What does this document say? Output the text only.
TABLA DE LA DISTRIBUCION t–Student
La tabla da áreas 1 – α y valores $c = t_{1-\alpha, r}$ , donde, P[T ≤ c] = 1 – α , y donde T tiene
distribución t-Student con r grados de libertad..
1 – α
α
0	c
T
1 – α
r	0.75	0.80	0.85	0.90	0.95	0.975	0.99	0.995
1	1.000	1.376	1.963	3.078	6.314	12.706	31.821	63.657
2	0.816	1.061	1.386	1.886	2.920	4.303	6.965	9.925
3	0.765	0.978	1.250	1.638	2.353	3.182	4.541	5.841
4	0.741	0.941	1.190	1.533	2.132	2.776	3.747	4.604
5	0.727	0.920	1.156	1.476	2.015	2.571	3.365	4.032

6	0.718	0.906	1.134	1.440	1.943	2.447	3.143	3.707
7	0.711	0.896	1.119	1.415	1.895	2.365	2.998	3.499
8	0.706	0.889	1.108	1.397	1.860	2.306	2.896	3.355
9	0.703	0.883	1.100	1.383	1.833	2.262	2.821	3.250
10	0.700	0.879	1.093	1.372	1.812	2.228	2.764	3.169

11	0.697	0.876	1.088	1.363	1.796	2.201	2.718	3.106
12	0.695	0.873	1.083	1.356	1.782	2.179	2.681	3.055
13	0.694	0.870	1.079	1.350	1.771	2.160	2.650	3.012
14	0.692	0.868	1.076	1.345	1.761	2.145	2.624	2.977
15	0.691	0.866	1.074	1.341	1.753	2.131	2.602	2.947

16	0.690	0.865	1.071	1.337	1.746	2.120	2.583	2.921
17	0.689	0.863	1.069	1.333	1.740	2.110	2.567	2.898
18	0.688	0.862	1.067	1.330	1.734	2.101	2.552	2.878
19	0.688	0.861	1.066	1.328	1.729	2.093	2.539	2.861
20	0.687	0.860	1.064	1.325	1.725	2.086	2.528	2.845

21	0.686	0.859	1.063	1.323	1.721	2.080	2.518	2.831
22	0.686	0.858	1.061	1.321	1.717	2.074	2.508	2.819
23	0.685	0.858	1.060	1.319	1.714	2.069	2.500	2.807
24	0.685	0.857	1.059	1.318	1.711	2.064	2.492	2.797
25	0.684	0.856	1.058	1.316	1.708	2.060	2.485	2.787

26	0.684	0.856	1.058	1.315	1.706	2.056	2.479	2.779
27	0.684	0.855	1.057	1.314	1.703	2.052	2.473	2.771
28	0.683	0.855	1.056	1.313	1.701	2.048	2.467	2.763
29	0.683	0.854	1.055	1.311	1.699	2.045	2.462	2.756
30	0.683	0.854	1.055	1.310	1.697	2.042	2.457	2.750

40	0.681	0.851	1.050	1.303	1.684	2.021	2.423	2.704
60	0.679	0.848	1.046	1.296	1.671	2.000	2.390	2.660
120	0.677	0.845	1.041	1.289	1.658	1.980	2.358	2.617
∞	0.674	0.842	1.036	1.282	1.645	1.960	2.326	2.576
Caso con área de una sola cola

§ §

#### Task objective
Return every line from the records above that holds the word "Student".

#### Response
TABLA DE LA DISTRIBUCION t–Student
distribución t-Student con r grados de libertad..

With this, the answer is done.